Problem to solve: Examine the material below. Gather every line in which the string "Intensity" appears.

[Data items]
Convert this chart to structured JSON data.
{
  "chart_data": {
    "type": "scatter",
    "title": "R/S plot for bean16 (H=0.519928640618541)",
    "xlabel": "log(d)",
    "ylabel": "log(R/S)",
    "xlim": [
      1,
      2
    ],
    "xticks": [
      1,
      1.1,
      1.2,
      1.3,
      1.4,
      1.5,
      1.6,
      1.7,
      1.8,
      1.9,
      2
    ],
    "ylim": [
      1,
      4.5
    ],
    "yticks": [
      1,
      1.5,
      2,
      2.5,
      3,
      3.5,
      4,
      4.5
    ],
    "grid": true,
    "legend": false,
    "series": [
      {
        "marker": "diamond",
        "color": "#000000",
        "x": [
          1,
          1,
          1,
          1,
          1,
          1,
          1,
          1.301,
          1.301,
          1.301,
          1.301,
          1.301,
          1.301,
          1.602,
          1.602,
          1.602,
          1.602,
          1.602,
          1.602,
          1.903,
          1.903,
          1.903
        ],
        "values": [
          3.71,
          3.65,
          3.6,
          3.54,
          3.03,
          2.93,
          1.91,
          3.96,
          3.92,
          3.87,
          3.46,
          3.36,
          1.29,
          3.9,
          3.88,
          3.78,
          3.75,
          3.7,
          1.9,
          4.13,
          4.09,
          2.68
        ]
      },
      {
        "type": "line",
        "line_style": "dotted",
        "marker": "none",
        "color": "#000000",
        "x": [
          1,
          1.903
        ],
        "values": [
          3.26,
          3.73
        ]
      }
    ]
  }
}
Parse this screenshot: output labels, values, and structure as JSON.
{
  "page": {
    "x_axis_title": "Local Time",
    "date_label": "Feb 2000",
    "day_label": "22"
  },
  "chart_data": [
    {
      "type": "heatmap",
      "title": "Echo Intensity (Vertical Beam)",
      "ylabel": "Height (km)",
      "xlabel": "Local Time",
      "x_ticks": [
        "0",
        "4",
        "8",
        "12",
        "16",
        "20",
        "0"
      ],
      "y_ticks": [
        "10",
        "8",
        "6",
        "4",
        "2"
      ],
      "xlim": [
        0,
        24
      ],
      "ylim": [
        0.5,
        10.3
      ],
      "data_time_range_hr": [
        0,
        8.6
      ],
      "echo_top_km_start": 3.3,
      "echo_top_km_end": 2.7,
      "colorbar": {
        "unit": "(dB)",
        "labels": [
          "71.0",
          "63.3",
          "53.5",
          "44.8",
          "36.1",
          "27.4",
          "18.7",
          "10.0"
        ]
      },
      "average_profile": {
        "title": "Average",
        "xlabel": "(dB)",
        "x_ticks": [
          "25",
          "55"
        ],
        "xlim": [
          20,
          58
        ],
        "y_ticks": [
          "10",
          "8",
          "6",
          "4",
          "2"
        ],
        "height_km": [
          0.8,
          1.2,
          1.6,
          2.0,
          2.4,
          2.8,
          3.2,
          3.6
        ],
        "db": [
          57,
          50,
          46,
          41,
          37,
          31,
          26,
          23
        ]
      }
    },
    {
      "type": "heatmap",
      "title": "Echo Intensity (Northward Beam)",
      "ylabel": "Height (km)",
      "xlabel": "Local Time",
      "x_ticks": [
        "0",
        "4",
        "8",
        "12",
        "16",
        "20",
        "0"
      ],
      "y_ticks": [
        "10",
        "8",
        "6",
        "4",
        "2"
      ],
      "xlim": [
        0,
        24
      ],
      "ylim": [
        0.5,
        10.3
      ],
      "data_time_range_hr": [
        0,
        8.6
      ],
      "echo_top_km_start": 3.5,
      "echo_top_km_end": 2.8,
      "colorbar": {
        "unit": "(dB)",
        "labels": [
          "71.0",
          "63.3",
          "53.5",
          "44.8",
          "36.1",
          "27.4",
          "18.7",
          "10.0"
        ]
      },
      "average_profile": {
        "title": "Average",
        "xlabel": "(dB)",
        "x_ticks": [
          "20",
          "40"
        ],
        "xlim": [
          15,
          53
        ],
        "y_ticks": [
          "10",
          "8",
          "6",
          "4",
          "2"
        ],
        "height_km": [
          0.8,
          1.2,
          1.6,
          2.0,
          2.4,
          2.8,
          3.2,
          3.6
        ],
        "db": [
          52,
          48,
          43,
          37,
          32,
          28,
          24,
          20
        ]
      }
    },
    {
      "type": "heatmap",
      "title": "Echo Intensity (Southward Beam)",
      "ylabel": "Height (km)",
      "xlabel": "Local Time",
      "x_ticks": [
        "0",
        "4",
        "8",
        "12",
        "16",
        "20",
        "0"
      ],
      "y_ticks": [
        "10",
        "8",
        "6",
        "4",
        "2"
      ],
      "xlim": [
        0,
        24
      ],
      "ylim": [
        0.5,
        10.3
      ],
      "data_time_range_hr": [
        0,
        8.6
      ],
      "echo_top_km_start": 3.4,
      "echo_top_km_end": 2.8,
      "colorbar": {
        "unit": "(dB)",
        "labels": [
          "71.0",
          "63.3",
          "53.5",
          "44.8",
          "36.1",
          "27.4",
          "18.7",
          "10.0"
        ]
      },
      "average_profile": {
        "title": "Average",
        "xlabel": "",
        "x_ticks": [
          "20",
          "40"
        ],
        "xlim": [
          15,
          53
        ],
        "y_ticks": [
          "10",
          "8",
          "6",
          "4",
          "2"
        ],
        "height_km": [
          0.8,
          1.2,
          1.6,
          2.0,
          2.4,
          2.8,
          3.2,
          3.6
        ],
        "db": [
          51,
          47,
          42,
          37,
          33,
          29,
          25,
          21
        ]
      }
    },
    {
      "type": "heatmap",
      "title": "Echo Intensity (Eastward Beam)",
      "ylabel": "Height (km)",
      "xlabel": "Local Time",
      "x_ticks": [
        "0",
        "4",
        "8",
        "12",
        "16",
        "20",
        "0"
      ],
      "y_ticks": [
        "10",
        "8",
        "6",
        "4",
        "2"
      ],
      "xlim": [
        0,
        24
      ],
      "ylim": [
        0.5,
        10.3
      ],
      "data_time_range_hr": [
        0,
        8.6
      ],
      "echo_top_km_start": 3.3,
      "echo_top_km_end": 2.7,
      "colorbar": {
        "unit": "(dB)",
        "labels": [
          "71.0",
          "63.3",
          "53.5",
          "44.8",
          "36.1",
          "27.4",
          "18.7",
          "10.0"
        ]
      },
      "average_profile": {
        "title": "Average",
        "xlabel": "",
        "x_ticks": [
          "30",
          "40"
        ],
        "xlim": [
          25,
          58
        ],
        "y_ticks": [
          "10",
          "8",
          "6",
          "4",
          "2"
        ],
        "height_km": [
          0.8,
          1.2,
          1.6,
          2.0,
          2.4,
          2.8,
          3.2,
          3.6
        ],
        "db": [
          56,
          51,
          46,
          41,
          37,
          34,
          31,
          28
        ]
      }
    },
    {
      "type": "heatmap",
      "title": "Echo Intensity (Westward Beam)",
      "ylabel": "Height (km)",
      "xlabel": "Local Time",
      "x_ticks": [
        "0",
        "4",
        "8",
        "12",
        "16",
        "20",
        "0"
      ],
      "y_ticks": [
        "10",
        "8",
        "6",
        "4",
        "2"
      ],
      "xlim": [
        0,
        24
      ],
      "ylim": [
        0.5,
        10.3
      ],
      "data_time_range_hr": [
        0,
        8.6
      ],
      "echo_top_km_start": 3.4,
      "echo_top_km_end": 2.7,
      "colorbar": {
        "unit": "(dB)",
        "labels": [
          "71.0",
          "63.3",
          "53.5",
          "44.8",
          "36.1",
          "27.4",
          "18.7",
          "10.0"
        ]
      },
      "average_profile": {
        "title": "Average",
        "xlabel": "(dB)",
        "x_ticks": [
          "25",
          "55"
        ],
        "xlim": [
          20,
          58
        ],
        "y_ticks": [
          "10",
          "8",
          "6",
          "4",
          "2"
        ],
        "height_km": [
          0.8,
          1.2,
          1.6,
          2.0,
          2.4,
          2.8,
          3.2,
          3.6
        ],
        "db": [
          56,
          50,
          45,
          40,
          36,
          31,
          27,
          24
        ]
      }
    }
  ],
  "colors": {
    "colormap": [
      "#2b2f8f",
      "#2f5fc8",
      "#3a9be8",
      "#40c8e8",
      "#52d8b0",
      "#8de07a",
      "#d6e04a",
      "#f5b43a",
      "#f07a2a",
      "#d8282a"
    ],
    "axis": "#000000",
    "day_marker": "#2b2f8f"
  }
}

Output of the task:
      "title": "Echo Intensity (Vertical Beam)",
      "title": "Echo Intensity (Northward Beam)",
      "title": "Echo Intensity (Southward Beam)",
      "title": "Echo Intensity (Eastward Beam)",
      "title": "Echo Intensity (Westward Beam)",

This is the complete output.